begin Provided material

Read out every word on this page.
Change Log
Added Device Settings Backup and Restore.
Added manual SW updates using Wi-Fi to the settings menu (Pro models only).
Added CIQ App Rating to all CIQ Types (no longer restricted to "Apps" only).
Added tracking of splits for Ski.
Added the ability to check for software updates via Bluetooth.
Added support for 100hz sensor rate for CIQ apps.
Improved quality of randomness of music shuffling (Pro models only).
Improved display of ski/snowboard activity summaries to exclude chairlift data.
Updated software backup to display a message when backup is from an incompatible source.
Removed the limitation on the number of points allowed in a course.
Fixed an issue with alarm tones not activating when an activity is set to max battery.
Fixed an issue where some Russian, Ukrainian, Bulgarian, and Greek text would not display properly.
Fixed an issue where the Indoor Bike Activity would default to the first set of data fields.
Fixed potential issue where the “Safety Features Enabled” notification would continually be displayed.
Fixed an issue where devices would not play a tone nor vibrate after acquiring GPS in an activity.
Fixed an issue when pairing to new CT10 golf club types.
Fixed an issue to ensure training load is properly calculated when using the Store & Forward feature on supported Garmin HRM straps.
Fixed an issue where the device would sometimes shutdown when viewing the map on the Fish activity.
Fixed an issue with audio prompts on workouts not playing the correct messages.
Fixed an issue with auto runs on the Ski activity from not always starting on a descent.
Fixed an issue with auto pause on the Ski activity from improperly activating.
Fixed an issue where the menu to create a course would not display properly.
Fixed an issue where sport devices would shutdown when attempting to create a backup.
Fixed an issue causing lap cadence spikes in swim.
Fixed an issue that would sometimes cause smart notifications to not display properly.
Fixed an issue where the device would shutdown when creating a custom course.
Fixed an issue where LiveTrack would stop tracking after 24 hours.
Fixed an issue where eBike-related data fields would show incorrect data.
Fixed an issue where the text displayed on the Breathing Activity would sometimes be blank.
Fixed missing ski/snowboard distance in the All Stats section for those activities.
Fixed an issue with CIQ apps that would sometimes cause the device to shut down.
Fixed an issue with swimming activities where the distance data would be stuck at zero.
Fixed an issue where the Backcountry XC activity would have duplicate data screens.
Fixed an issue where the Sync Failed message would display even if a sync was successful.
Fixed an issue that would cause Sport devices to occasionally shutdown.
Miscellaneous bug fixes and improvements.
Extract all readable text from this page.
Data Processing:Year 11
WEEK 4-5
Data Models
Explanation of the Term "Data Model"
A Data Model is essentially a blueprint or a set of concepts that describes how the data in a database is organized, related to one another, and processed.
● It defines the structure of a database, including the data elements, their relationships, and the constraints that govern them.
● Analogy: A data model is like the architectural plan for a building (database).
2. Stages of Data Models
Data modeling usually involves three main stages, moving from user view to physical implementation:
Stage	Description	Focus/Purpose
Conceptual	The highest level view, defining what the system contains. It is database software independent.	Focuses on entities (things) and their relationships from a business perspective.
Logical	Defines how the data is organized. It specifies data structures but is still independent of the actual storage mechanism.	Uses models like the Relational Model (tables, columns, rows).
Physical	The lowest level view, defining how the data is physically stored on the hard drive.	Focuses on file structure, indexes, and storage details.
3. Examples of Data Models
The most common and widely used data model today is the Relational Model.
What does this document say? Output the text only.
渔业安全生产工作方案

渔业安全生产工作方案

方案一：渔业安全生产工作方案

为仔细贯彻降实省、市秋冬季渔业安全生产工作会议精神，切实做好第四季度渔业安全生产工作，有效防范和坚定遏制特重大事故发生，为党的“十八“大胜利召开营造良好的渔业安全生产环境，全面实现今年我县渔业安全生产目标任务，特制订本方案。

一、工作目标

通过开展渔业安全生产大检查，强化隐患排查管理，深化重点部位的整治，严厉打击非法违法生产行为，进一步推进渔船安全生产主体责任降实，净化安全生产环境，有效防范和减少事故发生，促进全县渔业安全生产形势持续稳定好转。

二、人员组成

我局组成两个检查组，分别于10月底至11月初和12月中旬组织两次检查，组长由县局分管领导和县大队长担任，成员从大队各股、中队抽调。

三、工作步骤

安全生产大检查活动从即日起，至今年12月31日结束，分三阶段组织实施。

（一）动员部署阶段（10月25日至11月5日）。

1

end Provided material

What you have to do:
All entries shown above should be printed again exactly.

Response to the task:
Read out every word on this page.
Change Log
Added Device Settings Backup and Restore.
Added manual SW updates using Wi-Fi to the settings menu (Pro models only).
Added CIQ App Rating to all CIQ Types (no longer restricted to "Apps" only).
Added tracking of splits for Ski.
Added the ability to check for software updates via Bluetooth.
Added support for 100hz sensor rate for CIQ apps.
Improved quality of randomness of music shuffling (Pro models only).
Improved display of ski/snowboard activity summaries to exclude chairlift data.
Updated software backup to display a message when backup is from an incompatible source.
Removed the limitation on the number of points allowed in a course.
Fixed an issue with alarm tones not activating when an activity is set to max battery.
Fixed an issue where some Russian, Ukrainian, Bulgarian, and Greek text would not display properly.
Fixed an issue where the Indoor Bike Activity would default to the first set of data fields.
Fixed potential issue where the “Safety Features Enabled” notification would continually be displayed.
Fixed an issue where devices would not play a tone nor vibrate after acquiring GPS in an activity.
Fixed an issue when pairing to new CT10 golf club types.
Fixed an issue to ensure training load is properly calculated when using the Store & Forward feature on supported Garmin HRM straps.
Fixed an issue where the device would sometimes shutdown when viewing the map on the Fish activity.
Fixed an issue with audio prompts on workouts not playing the correct messages.
Fixed an issue with auto runs on the Ski activity from not always starting on a descent.
Fixed an issue with auto pause on the Ski activity from improperly activating.
Fixed an issue where the menu to create a course would not display properly.
Fixed an issue where sport devices would shutdown when attempting to create a backup.
Fixed an issue causing lap cadence spikes in swim.
Fixed an issue that would sometimes cause smart notifications to not display properly.
Fixed an issue where the device would shutdown when creating a custom course.
Fixed an issue where LiveTrack would stop tracking after 24 hours.
Fixed an issue where eBike-related data fields would show incorrect data.
Fixed an issue where the text displayed on the Breathing Activity would sometimes be blank.
Fixed missing ski/snowboard distance in the All Stats section for those activities.
Fixed an issue with CIQ apps that would sometimes cause the device to shut down.
Fixed an issue with swimming activities where the distance data would be stuck at zero.
Fixed an issue where the Backcountry XC activity would have duplicate data screens.
Fixed an issue where the Sync Failed message would display even if a sync was successful.
Fixed an issue that would cause Sport devices to occasionally shutdown.
Miscellaneous bug fixes and improvements.
Extract all readable text from this page.
Data Processing:Year 11
WEEK 4-5
Data Models
Explanation of the Term "Data Model"
A Data Model is essentially a blueprint or a set of concepts that describes how the data in a database is organized, related to one another, and processed.
● It defines the structure of a database, including the data elements, their relationships, and the constraints that govern them.
● Analogy: A data model is like the architectural plan for a building (database).
2. Stages of Data Models
Data modeling usually involves three main stages, moving from user view to physical implementation:
Stage	Description	Focus/Purpose
Conceptual	The highest level view, defining what the system contains. It is database software independent.	Focuses on entities (things) and their relationships from a business perspective.
Logical	Defines how the data is organized. It specifies data structures but is still independent of the actual storage mechanism.	Uses models like the Relational Model (tables, columns, rows).
Physical	The lowest level view, defining how the data is physically stored on the hard drive.	Focuses on file structure, indexes, and storage details.
3. Examples of Data Models
The most common and widely used data model today is the Relational Model.
What does this document say? Output the text only.
渔业安全生产工作方案

渔业安全生产工作方案

方案一：渔业安全生产工作方案

为仔细贯彻降实省、市秋冬季渔业安全生产工作会议精神，切实做好第四季度渔业安全生产工作，有效防范和坚定遏制特重大事故发生，为党的“十八“大胜利召开营造良好的渔业安全生产环境，全面实现今年我县渔业安全生产目标任务，特制订本方案。

一、工作目标

通过开展渔业安全生产大检查，强化隐患排查管理，深化重点部位的整治，严厉打击非法违法生产行为，进一步推进渔船安全生产主体责任降实，净化安全生产环境，有效防范和减少事故发生，促进全县渔业安全生产形势持续稳定好转。

二、人员组成

我局组成两个检查组，分别于10月底至11月初和12月中旬组织两次检查，组长由县局分管领导和县大队长担任，成员从大队各股、中队抽调。

三、工作步骤

安全生产大检查活动从即日起，至今年12月31日结束，分三阶段组织实施。

（一）动员部署阶段（10月25日至11月5日）。

1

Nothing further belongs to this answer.